### DIRECTION:
Copy every record below exactly as written, but leave out the pictures.

(Dataset entries)

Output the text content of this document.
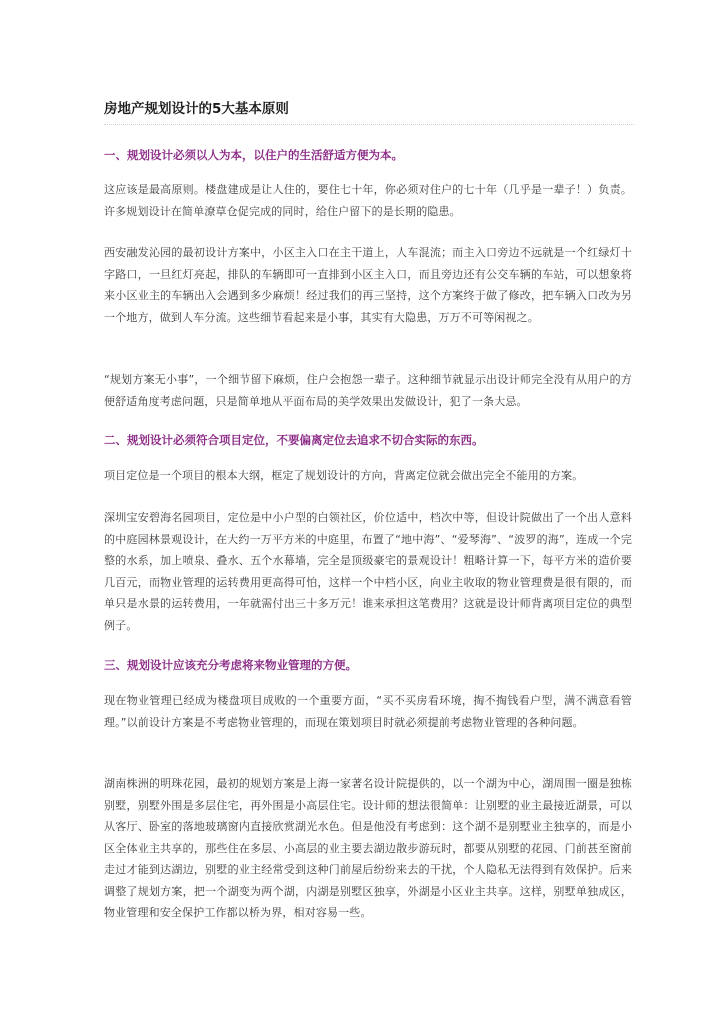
房地产规划设计的5大基本原则
一、规划设计必须以人为本，以住户的生活舒适方便为本。

这应该是最高原则。楼盘建成是让人住的，要住七十年，你必须对住户的七十年（几乎是一辈子！）负责。许多规划设计在简单潦草仓促完成的同时，给住户留下的是长期的隐患。

西安融发沁园的最初设计方案中，小区主入口在主干道上，人车混流；而主入口旁边不远就是一个红绿灯十字路口，一旦红灯亮起，排队的车辆即可一直排到小区主入口，而且旁边还有公交车辆的车站，可以想象将来小区业主的车辆出入会遇到多少麻烦！经过我们的再三坚持，这个方案终于做了修改，把车辆入口改为另一个地方，做到人车分流。这些细节看起来是小事，其实有大隐患，万万不可等闲视之。

“规划方案无小事”，一个细节留下麻烦，住户会抱怨一辈子。这种细节就显示出设计师完全没有从用户的方便舒适角度考虑问题，只是简单地从平面布局的美学效果出发做设计，犯了一条大忌。

二、规划设计必须符合项目定位，不要偏离定位去追求不切合实际的东西。

项目定位是一个项目的根本大纲，框定了规划设计的方向，背离定位就会做出完全不能用的方案。

深圳宝安碧海名园项目，定位是中小户型的白领社区，价位适中，档次中等，但设计院做出了一个出人意料的中庭园林景观设计，在大约一万平方米的中庭里，布置了“地中海”、“爱琴海”、“波罗的海”，连成一个完整的水系，加上喷泉、叠水、五个水幕墙，完全是顶级豪宅的景观设计！粗略计算一下，每平方米的造价要几百元，而物业管理的运转费用更高得可怕，这样一个中档小区，向业主收取的物业管理费是很有限的，而单只是水景的运转费用，一年就需付出三十多万元！谁来承担这笔费用？这就是设计师背离项目定位的典型例子。

三、规划设计应该充分考虑将来物业管理的方便。

现在物业管理已经成为楼盘项目成败的一个重要方面，“买不买房看环境，掏不掏钱看户型，满不满意看管理。”以前设计方案是不考虑物业管理的，而现在策划项目时就必须提前考虑物业管理的各种问题。

湖南株洲的明珠花园，最初的规划方案是上海一家著名设计院提供的，以一个湖为中心，湖周围一圈是独栋别墅，别墅外围是多层住宅，再外围是小高层住宅。设计师的想法很简单：让别墅的业主最接近湖景，可以从客厅、卧室的落地玻璃窗内直接欣赏湖光水色。但是他没有考虑到：这个湖不是别墅业主独享的，而是小区全体业主共享的，那些住在多层、小高层的业主要去湖边散步游玩时，都要从别墅的花园、门前甚至窗前走过才能到达湖边，别墅的业主经常受到这种门前屋后纷纷来去的干扰，个人隐私无法得到有效保护。后来调整了规划方案，把一个湖变为两个湖，内湖是别墅区独享，外湖是小区业主共享。这样，别墅单独成区，物业管理和安全保护工作都以桥为界，相对容易一些。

### SOLUTION TO THIS TASK:
Output the text content of this document.
房地产规划设计的5大基本原则
一、规划设计必须以人为本，以住户的生活舒适方便为本。

这应该是最高原则。楼盘建成是让人住的，要住七十年，你必须对住户的七十年（几乎是一辈子！）负责。许多规划设计在简单潦草仓促完成的同时，给住户留下的是长期的隐患。

西安融发沁园的最初设计方案中，小区主入口在主干道上，人车混流；而主入口旁边不远就是一个红绿灯十字路口，一旦红灯亮起，排队的车辆即可一直排到小区主入口，而且旁边还有公交车辆的车站，可以想象将来小区业主的车辆出入会遇到多少麻烦！经过我们的再三坚持，这个方案终于做了修改，把车辆入口改为另一个地方，做到人车分流。这些细节看起来是小事，其实有大隐患，万万不可等闲视之。

“规划方案无小事”，一个细节留下麻烦，住户会抱怨一辈子。这种细节就显示出设计师完全没有从用户的方便舒适角度考虑问题，只是简单地从平面布局的美学效果出发做设计，犯了一条大忌。

二、规划设计必须符合项目定位，不要偏离定位去追求不切合实际的东西。

项目定位是一个项目的根本大纲，框定了规划设计的方向，背离定位就会做出完全不能用的方案。

深圳宝安碧海名园项目，定位是中小户型的白领社区，价位适中，档次中等，但设计院做出了一个出人意料的中庭园林景观设计，在大约一万平方米的中庭里，布置了“地中海”、“爱琴海”、“波罗的海”，连成一个完整的水系，加上喷泉、叠水、五个水幕墙，完全是顶级豪宅的景观设计！粗略计算一下，每平方米的造价要几百元，而物业管理的运转费用更高得可怕，这样一个中档小区，向业主收取的物业管理费是很有限的，而单只是水景的运转费用，一年就需付出三十多万元！谁来承担这笔费用？这就是设计师背离项目定位的典型例子。

三、规划设计应该充分考虑将来物业管理的方便。

现在物业管理已经成为楼盘项目成败的一个重要方面，“买不买房看环境，掏不掏钱看户型，满不满意看管理。”以前设计方案是不考虑物业管理的，而现在策划项目时就必须提前考虑物业管理的各种问题。

湖南株洲的明珠花园，最初的规划方案是上海一家著名设计院提供的，以一个湖为中心，湖周围一圈是独栋别墅，别墅外围是多层住宅，再外围是小高层住宅。设计师的想法很简单：让别墅的业主最接近湖景，可以从客厅、卧室的落地玻璃窗内直接欣赏湖光水色。但是他没有考虑到：这个湖不是别墅业主独享的，而是小区全体业主共享的，那些住在多层、小高层的业主要去湖边散步游玩时，都要从别墅的花园、门前甚至窗前走过才能到达湖边，别墅的业主经常受到这种门前屋后纷纷来去的干扰，个人隐私无法得到有效保护。后来调整了规划方案，把一个湖变为两个湖，内湖是别墅区独享，外湖是小区业主共享。这样，别墅单独成区，物业管理和安全保护工作都以桥为界，相对容易一些。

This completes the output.